__Exercise details__
Among the entries below, tally each line containing "A项错误"; respond with the total only.

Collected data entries

/---

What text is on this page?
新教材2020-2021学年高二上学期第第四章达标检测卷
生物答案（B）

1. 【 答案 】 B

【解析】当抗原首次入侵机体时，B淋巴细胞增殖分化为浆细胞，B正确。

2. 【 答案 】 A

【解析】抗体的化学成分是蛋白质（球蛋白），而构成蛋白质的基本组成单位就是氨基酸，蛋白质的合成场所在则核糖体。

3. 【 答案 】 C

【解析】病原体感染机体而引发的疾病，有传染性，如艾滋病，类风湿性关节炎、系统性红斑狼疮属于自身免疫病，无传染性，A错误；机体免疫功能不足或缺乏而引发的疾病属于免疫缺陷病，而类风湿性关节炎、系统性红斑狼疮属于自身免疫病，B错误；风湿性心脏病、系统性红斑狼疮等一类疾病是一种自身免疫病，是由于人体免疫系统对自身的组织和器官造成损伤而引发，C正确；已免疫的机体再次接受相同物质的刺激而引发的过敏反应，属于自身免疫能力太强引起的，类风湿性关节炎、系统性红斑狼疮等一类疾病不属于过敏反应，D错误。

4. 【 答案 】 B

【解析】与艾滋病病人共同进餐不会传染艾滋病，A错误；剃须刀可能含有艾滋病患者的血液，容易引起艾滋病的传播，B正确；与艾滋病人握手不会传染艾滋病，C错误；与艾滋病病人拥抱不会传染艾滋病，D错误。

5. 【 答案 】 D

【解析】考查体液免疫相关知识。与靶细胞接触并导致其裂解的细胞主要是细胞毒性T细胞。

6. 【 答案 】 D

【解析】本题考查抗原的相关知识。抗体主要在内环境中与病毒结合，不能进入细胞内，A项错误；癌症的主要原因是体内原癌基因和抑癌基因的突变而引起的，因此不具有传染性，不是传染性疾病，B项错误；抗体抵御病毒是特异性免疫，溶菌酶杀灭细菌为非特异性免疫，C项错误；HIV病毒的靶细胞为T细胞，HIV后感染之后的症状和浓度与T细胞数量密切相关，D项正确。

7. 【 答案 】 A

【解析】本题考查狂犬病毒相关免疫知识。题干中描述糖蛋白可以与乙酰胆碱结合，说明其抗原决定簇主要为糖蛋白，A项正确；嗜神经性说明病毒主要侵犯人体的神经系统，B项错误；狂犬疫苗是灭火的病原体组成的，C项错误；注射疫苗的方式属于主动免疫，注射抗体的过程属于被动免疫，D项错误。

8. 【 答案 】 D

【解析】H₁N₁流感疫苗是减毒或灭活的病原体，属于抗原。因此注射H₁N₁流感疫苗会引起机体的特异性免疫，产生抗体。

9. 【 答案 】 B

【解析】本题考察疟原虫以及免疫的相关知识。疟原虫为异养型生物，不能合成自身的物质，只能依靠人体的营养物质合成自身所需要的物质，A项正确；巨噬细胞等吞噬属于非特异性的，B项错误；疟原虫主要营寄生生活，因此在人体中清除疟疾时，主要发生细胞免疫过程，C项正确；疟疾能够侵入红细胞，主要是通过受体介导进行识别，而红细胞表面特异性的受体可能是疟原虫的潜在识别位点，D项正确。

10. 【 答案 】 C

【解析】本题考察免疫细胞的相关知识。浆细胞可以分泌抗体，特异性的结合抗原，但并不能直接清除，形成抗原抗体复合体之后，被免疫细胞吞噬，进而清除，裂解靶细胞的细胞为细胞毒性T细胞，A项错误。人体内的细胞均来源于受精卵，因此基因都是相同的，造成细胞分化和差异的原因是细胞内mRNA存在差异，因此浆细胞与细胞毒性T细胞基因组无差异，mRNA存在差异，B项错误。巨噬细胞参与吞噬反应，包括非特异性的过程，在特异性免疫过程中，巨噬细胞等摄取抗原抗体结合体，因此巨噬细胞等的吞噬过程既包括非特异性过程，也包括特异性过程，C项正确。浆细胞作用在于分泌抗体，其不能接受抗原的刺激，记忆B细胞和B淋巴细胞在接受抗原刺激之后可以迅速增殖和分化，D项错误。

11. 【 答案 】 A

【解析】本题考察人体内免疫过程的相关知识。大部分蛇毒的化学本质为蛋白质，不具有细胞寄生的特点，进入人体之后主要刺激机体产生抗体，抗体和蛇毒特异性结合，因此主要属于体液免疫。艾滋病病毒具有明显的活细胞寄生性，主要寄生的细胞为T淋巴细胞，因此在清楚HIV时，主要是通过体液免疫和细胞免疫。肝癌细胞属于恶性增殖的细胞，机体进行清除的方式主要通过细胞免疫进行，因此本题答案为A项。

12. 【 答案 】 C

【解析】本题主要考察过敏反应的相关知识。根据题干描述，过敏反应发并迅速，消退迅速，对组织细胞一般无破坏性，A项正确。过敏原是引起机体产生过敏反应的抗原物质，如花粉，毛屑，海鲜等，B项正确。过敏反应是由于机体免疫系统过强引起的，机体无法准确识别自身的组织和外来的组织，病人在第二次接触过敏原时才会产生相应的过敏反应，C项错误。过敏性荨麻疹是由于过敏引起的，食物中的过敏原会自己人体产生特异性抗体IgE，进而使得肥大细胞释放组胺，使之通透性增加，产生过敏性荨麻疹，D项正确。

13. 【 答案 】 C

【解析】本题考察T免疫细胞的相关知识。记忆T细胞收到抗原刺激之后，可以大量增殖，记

\---

__Solution for this task__
2